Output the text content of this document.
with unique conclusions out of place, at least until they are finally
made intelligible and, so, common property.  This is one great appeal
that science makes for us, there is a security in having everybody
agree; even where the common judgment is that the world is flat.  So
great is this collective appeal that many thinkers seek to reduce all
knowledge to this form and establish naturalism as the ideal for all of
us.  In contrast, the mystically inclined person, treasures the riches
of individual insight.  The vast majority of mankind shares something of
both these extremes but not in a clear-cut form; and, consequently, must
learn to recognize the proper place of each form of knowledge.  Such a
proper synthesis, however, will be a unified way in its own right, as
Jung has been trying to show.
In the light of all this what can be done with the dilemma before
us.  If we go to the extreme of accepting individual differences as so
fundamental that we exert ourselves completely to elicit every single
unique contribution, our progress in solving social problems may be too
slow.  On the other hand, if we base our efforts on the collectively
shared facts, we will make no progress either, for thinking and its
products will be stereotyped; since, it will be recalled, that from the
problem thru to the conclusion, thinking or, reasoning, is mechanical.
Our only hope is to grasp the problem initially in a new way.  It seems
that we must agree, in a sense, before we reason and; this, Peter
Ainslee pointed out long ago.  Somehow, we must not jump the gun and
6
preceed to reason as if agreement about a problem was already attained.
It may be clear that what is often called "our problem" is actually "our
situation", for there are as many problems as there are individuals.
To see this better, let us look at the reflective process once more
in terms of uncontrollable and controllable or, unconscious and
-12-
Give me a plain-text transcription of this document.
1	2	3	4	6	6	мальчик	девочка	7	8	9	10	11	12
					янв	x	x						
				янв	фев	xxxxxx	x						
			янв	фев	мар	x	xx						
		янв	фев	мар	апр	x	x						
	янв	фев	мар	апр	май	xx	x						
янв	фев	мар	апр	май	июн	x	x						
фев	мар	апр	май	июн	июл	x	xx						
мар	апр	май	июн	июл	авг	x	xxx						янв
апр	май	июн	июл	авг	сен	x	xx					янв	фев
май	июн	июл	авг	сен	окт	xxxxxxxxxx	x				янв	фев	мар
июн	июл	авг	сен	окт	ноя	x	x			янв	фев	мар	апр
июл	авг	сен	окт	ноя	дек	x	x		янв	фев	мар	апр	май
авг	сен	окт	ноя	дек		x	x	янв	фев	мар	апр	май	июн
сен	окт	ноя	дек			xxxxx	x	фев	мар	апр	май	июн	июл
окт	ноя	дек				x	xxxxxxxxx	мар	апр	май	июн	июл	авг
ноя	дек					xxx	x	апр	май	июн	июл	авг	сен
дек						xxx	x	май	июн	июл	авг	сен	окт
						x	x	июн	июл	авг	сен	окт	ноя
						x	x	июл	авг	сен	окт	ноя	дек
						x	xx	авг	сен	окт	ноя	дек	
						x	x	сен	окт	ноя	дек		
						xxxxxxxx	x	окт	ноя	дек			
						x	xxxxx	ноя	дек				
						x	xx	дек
·····
• Written problem:
From the data, list each line in which the string "clear" appears.

• Exercise response:
both these extremes but not in a clear-cut form; and, consequently, must
It may be clear that what is often called "our problem" is actually "our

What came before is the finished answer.